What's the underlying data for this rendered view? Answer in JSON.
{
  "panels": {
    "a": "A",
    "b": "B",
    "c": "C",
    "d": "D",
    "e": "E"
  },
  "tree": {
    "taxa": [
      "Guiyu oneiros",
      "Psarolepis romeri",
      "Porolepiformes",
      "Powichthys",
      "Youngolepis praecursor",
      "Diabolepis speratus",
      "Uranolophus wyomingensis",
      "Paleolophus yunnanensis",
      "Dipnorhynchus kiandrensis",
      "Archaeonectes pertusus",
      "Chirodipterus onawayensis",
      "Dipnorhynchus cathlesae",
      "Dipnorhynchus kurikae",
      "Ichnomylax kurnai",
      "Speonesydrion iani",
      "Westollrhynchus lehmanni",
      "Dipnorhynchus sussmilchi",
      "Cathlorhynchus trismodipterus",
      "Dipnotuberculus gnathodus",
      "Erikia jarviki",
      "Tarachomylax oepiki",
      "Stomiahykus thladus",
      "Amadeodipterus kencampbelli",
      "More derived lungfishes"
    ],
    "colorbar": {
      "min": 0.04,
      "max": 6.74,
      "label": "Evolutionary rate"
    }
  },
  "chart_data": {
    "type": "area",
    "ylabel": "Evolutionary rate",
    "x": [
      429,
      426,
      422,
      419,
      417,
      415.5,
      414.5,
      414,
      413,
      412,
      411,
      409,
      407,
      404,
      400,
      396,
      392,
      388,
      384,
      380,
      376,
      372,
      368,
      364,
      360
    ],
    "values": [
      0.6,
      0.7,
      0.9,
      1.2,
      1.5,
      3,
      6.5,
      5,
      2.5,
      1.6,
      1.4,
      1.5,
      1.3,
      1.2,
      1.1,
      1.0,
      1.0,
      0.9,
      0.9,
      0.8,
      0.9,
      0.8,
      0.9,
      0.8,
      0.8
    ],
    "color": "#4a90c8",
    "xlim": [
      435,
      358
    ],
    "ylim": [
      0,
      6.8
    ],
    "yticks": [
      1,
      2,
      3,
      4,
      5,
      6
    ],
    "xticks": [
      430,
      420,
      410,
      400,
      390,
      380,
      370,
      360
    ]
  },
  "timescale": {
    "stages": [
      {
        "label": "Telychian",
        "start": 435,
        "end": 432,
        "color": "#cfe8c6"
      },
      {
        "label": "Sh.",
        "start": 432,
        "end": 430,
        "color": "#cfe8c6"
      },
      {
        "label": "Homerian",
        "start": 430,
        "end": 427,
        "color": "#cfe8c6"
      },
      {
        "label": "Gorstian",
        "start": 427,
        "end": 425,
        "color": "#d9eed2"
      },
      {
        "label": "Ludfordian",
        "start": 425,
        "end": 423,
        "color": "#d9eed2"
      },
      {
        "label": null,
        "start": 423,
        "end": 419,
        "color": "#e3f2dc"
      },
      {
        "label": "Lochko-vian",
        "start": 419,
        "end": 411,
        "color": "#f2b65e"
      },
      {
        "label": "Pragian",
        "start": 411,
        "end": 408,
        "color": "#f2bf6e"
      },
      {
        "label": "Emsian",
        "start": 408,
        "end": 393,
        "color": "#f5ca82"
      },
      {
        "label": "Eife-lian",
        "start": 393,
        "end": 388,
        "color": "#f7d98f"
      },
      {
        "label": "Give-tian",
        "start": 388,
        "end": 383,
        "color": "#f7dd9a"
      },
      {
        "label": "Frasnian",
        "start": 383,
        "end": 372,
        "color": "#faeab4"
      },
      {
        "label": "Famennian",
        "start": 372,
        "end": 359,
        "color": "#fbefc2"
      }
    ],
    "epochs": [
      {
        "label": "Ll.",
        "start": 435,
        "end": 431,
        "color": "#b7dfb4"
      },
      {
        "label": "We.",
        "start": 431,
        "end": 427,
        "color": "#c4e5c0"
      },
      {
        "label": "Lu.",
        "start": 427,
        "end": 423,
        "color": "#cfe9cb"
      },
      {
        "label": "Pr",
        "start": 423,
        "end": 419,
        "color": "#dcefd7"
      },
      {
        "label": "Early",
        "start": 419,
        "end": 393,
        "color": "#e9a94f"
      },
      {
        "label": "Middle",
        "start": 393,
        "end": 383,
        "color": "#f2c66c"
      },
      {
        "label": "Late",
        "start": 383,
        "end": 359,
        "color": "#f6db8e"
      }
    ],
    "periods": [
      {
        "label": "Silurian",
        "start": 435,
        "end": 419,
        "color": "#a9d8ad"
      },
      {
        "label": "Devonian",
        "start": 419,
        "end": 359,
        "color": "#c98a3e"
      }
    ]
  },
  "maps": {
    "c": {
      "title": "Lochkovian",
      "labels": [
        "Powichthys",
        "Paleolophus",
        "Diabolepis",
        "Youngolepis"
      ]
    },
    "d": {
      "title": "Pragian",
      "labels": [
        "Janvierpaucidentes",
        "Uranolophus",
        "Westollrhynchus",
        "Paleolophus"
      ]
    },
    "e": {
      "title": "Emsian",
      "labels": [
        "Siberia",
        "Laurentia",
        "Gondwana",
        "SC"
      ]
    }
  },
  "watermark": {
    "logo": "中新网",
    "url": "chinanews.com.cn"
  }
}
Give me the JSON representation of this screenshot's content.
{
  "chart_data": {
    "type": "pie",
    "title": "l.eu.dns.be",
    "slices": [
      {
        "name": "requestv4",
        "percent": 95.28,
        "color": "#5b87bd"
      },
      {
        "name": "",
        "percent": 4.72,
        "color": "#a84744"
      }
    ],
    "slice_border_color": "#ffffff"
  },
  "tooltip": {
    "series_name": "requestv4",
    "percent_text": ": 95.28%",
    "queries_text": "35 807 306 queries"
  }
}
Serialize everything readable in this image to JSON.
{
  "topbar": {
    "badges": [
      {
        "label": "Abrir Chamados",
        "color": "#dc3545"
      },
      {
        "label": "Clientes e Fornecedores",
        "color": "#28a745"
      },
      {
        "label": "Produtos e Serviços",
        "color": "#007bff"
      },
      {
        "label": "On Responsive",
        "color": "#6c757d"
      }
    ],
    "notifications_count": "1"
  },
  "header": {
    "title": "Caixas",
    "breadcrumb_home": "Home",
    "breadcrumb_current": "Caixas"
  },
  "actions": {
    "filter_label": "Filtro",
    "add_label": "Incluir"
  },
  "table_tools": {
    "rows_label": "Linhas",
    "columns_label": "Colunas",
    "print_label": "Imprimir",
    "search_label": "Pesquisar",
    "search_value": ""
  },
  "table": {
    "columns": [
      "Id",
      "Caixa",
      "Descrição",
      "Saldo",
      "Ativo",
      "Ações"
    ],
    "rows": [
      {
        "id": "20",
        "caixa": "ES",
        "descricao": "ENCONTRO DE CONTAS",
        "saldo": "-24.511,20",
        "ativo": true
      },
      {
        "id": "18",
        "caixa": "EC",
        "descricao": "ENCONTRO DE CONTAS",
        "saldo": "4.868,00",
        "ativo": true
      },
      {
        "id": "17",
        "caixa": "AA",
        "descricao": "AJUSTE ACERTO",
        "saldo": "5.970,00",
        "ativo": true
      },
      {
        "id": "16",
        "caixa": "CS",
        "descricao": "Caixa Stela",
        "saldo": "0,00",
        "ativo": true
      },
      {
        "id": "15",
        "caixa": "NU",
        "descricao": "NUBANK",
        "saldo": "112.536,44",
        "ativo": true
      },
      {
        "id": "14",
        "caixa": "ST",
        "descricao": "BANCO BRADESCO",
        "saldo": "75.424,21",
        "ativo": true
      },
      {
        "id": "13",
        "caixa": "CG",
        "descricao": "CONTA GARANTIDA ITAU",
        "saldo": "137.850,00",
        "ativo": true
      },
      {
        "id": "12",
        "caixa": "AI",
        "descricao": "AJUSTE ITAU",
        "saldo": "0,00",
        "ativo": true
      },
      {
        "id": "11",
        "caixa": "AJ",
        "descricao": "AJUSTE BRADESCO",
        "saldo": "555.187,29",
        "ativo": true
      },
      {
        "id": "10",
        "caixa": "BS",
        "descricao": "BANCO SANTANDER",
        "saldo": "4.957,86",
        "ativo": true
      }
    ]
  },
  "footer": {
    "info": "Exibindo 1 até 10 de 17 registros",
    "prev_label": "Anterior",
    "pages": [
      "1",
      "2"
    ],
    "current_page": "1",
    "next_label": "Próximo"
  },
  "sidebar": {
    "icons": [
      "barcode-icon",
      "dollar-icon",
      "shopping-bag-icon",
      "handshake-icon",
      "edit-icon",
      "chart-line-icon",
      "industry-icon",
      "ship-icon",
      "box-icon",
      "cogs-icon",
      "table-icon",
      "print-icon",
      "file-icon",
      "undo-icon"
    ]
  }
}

★ ★ ★ ★ ★ ★ ★

◆ **TASK DESCRIPTION**
Among the lines of the material, find those that hold the word "Dipnorhynchus" and copy them.

◆ **OUTPUT**
      "Dipnorhynchus kiandrensis",
      "Dipnorhynchus cathlesae",
      "Dipnorhynchus kurikae",
      "Dipnorhynchus sussmilchi",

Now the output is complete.